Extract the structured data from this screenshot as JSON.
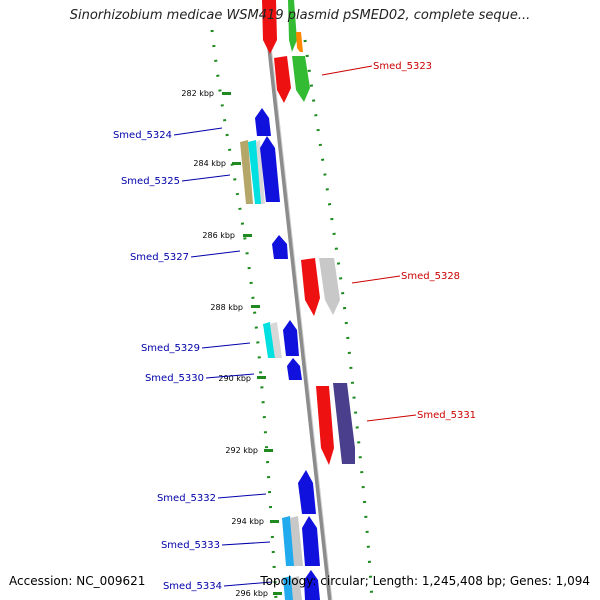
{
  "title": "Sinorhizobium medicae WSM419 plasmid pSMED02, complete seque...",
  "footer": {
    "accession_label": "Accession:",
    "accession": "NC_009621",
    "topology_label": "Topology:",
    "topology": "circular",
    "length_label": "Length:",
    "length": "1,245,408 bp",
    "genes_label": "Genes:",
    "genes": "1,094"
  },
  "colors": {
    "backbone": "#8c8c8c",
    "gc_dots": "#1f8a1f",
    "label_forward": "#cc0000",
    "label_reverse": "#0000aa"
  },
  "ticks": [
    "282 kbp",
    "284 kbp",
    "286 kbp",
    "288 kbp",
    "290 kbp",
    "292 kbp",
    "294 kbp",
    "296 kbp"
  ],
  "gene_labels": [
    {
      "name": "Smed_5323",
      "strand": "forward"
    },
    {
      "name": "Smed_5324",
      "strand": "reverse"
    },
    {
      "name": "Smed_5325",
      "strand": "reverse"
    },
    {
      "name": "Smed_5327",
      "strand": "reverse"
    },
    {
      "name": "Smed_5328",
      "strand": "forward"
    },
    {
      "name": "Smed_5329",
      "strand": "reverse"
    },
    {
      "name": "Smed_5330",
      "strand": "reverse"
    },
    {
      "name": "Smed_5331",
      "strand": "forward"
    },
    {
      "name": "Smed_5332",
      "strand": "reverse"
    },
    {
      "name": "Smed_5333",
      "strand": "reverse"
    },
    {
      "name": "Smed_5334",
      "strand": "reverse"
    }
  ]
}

__________________________________________________

§ **What is required**
Return every line of the records exactly as given, pictures excluded.

§ **Answer to this problem**
Extract the structured data from this screenshot as JSON.
{
  "title": "Sinorhizobium medicae WSM419 plasmid pSMED02, complete seque...",
  "footer": {
    "accession_label": "Accession:",
    "accession": "NC_009621",
    "topology_label": "Topology:",
    "topology": "circular",
    "length_label": "Length:",
    "length": "1,245,408 bp",
    "genes_label": "Genes:",
    "genes": "1,094"
  },
  "colors": {
    "backbone": "#8c8c8c",
    "gc_dots": "#1f8a1f",
    "label_forward": "#cc0000",
    "label_reverse": "#0000aa"
  },
  "ticks": [
    "282 kbp",
    "284 kbp",
    "286 kbp",
    "288 kbp",
    "290 kbp",
    "292 kbp",
    "294 kbp",
    "296 kbp"
  ],
  "gene_labels": [
    {
      "name": "Smed_5323",
      "strand": "forward"
    },
    {
      "name": "Smed_5324",
      "strand": "reverse"
    },
    {
      "name": "Smed_5325",
      "strand": "reverse"
    },
    {
      "name": "Smed_5327",
      "strand": "reverse"
    },
    {
      "name": "Smed_5328",
      "strand": "forward"
    },
    {
      "name": "Smed_5329",
      "strand": "reverse"
    },
    {
      "name": "Smed_5330",
      "strand": "reverse"
    },
    {
      "name": "Smed_5331",
      "strand": "forward"
    },
    {
      "name": "Smed_5332",
      "strand": "reverse"
    },
    {
      "name": "Smed_5333",
      "strand": "reverse"
    },
    {
      "name": "Smed_5334",
      "strand": "reverse"
    }
  ]
}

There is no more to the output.